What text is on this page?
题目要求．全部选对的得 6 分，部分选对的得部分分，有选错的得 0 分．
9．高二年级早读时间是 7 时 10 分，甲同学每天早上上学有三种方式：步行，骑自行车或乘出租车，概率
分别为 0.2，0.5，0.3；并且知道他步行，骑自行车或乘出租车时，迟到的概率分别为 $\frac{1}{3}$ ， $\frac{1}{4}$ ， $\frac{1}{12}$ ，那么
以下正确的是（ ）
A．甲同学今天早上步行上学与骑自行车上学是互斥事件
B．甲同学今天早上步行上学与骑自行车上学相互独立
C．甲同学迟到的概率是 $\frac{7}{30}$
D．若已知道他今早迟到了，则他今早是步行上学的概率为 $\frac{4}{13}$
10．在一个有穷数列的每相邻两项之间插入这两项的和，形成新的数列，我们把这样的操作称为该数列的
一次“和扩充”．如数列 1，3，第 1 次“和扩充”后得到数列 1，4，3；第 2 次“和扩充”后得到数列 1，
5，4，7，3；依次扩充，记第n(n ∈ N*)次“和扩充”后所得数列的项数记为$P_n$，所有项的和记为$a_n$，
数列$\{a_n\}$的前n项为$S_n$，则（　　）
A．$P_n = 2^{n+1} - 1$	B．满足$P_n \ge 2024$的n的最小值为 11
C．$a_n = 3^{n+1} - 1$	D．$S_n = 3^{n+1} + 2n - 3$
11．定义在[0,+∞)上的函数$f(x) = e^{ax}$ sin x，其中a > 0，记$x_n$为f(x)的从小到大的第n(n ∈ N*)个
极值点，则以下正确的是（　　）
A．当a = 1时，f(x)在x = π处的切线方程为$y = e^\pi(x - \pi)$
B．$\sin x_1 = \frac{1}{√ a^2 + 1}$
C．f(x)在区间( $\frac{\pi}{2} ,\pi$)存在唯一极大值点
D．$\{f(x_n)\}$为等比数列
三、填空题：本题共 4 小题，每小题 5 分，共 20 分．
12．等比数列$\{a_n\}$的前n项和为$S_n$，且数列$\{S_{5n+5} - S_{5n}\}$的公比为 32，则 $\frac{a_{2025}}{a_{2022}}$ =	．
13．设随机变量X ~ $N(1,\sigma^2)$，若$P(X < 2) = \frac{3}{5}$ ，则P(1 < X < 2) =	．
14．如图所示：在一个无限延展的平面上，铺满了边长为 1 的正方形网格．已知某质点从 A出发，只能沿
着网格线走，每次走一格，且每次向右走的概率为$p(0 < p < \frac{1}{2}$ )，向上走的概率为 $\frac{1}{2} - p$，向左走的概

WHAT IS NEEDED → Pull every line containing "frac" out of the data above.

TASK RESULT →
分别为 0.2，0.5，0.3；并且知道他步行，骑自行车或乘出租车时，迟到的概率分别为 $\frac{1}{3}$ ， $\frac{1}{4}$ ， $\frac{1}{12}$ ，那么
C．甲同学迟到的概率是 $\frac{7}{30}$
D．若已知道他今早迟到了，则他今早是步行上学的概率为 $\frac{4}{13}$
B．$\sin x_1 = \frac{1}{√ a^2 + 1}$
C．f(x)在区间( $\frac{\pi}{2} ,\pi$)存在唯一极大值点
12．等比数列$\{a_n\}$的前n项和为$S_n$，且数列$\{S_{5n+5} - S_{5n}\}$的公比为 32，则 $\frac{a_{2025}}{a_{2022}}$ =	．
13．设随机变量X ~ $N(1,\sigma^2)$，若$P(X < 2) = \frac{3}{5}$ ，则P(1 < X < 2) =	．
着网格线走，每次走一格，且每次向右走的概率为$p(0 < p < \frac{1}{2}$ )，向上走的概率为 $\frac{1}{2} - p$，向左走的概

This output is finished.